Below are some records; reproduce every one of them exactly.

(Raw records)
»»

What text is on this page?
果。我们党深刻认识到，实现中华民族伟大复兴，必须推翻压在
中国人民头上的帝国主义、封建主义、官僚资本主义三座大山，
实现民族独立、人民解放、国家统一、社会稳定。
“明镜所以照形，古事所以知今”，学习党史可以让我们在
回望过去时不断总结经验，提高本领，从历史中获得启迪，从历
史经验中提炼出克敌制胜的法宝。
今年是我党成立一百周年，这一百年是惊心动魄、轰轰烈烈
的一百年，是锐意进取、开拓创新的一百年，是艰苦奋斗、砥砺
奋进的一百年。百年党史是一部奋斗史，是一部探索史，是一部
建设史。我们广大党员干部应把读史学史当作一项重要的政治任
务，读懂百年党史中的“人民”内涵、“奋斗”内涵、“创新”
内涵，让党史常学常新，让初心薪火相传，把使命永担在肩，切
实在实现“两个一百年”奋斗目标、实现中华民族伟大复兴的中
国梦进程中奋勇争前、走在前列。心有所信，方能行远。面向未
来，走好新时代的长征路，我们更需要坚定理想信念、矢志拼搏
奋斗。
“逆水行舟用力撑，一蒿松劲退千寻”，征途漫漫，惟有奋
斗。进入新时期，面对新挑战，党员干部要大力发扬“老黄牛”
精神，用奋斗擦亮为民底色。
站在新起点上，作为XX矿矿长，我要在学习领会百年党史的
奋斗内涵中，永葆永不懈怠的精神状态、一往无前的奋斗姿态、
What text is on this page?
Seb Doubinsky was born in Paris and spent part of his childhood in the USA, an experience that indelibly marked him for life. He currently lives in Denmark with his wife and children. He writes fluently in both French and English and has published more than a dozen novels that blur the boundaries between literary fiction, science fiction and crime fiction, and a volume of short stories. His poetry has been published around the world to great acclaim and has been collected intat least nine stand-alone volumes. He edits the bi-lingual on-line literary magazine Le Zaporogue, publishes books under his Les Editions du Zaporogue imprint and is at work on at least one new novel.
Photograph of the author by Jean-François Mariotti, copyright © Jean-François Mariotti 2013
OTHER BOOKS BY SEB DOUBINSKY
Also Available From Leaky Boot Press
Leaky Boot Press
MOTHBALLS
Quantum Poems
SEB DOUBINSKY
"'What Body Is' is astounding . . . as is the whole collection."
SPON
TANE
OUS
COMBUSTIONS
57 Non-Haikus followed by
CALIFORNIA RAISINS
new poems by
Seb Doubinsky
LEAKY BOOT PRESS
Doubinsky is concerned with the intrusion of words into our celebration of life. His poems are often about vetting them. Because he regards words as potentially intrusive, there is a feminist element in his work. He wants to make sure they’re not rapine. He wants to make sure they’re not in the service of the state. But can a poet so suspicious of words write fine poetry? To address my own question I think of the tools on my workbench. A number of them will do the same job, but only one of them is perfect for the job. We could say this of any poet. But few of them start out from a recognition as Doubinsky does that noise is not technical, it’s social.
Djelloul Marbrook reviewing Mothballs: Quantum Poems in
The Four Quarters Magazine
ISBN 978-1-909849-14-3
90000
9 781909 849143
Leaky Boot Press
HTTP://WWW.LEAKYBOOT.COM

««

**Full response**
What text is on this page?
果。我们党深刻认识到，实现中华民族伟大复兴，必须推翻压在
中国人民头上的帝国主义、封建主义、官僚资本主义三座大山，
实现民族独立、人民解放、国家统一、社会稳定。
“明镜所以照形，古事所以知今”，学习党史可以让我们在
回望过去时不断总结经验，提高本领，从历史中获得启迪，从历
史经验中提炼出克敌制胜的法宝。
今年是我党成立一百周年，这一百年是惊心动魄、轰轰烈烈
的一百年，是锐意进取、开拓创新的一百年，是艰苦奋斗、砥砺
奋进的一百年。百年党史是一部奋斗史，是一部探索史，是一部
建设史。我们广大党员干部应把读史学史当作一项重要的政治任
务，读懂百年党史中的“人民”内涵、“奋斗”内涵、“创新”
内涵，让党史常学常新，让初心薪火相传，把使命永担在肩，切
实在实现“两个一百年”奋斗目标、实现中华民族伟大复兴的中
国梦进程中奋勇争前、走在前列。心有所信，方能行远。面向未
来，走好新时代的长征路，我们更需要坚定理想信念、矢志拼搏
奋斗。
“逆水行舟用力撑，一蒿松劲退千寻”，征途漫漫，惟有奋
斗。进入新时期，面对新挑战，党员干部要大力发扬“老黄牛”
精神，用奋斗擦亮为民底色。
站在新起点上，作为XX矿矿长，我要在学习领会百年党史的
奋斗内涵中，永葆永不懈怠的精神状态、一往无前的奋斗姿态、
What text is on this page?
Seb Doubinsky was born in Paris and spent part of his childhood in the USA, an experience that indelibly marked him for life. He currently lives in Denmark with his wife and children. He writes fluently in both French and English and has published more than a dozen novels that blur the boundaries between literary fiction, science fiction and crime fiction, and a volume of short stories. His poetry has been published around the world to great acclaim and has been collected intat least nine stand-alone volumes. He edits the bi-lingual on-line literary magazine Le Zaporogue, publishes books under his Les Editions du Zaporogue imprint and is at work on at least one new novel.
Photograph of the author by Jean-François Mariotti, copyright © Jean-François Mariotti 2013
OTHER BOOKS BY SEB DOUBINSKY
Also Available From Leaky Boot Press
Leaky Boot Press
MOTHBALLS
Quantum Poems
SEB DOUBINSKY
"'What Body Is' is astounding . . . as is the whole collection."
SPON
TANE
OUS
COMBUSTIONS
57 Non-Haikus followed by
CALIFORNIA RAISINS
new poems by
Seb Doubinsky
LEAKY BOOT PRESS
Doubinsky is concerned with the intrusion of words into our celebration of life. His poems are often about vetting them. Because he regards words as potentially intrusive, there is a feminist element in his work. He wants to make sure they’re not rapine. He wants to make sure they’re not in the service of the state. But can a poet so suspicious of words write fine poetry? To address my own question I think of the tools on my workbench. A number of them will do the same job, but only one of them is perfect for the job. We could say this of any poet. But few of them start out from a recognition as Doubinsky does that noise is not technical, it’s social.
Djelloul Marbrook reviewing Mothballs: Quantum Poems in
The Four Quarters Magazine
ISBN 978-1-909849-14-3
90000
9 781909 849143
Leaky Boot Press
HTTP://WWW.LEAKYBOOT.COM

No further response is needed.